▶ Set problem
Only the lines holding the string "this" are needed. Copy each one.

————————

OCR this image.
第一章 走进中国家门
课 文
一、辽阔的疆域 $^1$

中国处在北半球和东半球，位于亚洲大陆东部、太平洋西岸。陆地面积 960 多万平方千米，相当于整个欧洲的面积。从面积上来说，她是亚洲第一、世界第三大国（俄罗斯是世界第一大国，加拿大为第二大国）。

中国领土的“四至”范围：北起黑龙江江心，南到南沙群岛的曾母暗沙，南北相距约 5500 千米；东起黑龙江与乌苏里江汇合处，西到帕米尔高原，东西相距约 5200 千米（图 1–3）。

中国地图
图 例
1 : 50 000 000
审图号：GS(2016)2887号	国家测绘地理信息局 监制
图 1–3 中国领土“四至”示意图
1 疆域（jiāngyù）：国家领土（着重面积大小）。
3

————————

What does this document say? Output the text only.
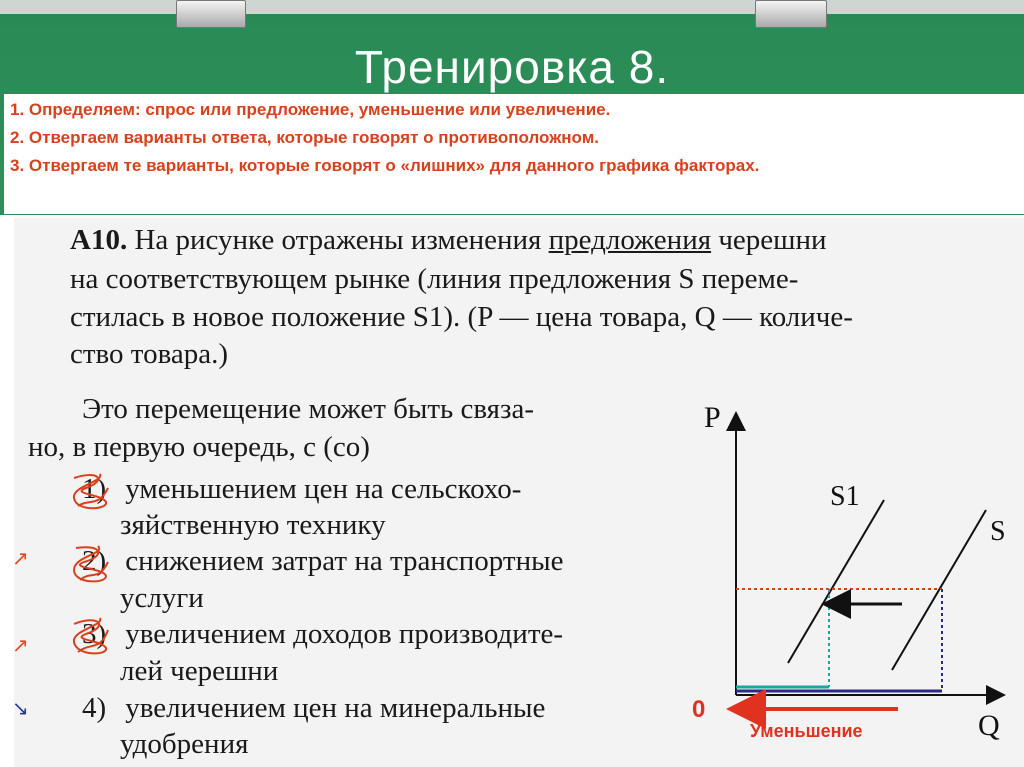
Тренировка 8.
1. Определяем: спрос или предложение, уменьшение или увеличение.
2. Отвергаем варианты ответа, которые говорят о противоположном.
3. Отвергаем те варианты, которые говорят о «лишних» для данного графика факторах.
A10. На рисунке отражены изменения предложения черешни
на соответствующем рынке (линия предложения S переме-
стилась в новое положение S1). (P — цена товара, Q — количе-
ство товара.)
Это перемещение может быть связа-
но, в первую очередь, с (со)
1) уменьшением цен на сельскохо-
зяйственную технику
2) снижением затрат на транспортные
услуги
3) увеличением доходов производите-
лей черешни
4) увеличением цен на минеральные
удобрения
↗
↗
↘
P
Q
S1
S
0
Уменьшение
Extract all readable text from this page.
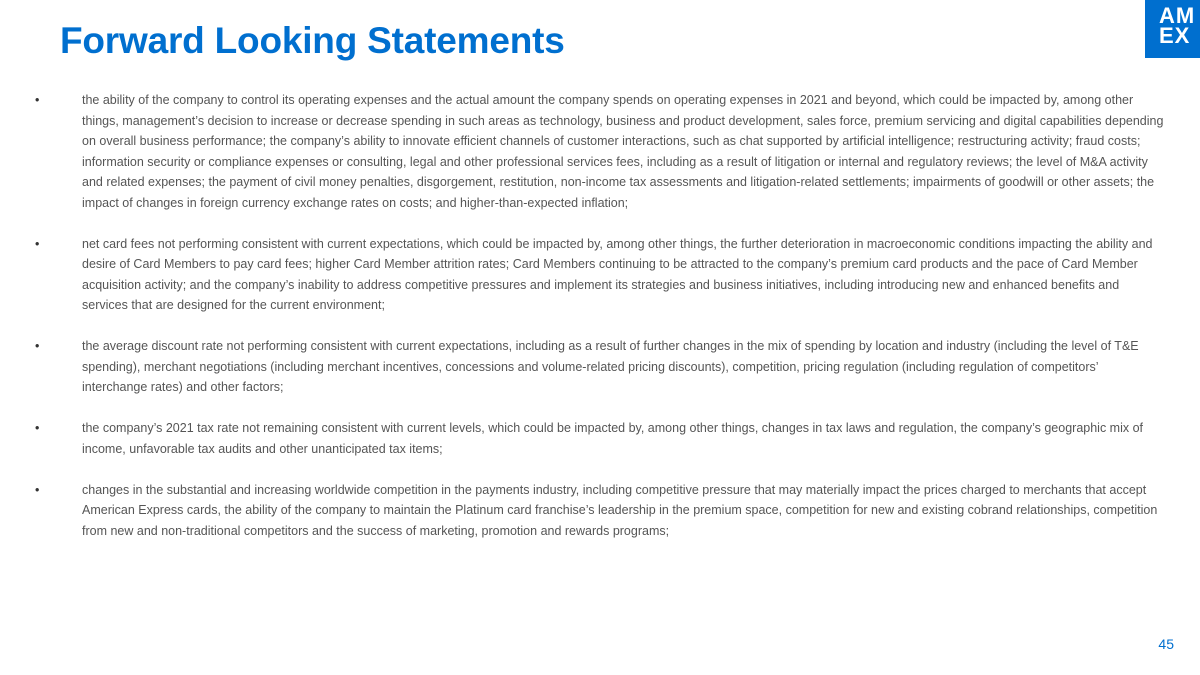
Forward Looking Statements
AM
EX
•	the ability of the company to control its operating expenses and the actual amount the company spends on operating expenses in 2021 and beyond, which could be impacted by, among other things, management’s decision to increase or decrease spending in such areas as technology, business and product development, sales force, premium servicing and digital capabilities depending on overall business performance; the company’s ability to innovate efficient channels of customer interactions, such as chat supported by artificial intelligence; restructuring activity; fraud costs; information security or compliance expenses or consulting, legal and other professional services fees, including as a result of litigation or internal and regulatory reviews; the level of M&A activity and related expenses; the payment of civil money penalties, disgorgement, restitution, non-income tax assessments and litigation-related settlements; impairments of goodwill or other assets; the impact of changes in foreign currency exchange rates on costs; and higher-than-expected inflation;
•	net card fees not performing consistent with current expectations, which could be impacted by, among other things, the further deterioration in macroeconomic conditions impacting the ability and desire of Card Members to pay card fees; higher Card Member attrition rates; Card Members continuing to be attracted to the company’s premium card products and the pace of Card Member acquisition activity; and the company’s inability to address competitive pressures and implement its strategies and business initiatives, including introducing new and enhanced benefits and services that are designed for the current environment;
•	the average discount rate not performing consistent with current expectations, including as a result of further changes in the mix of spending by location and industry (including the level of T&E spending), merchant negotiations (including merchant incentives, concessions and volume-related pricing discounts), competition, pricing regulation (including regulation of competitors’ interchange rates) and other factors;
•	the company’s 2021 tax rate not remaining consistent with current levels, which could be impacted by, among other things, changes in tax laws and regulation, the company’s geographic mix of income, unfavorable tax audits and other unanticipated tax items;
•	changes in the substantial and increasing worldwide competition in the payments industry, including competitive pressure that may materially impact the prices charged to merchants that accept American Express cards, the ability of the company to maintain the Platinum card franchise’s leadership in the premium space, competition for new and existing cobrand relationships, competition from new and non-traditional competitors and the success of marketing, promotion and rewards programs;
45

————————

▶ Complete response
OCR this image.
What does this document say? Output the text only.
Extract all readable text from this page.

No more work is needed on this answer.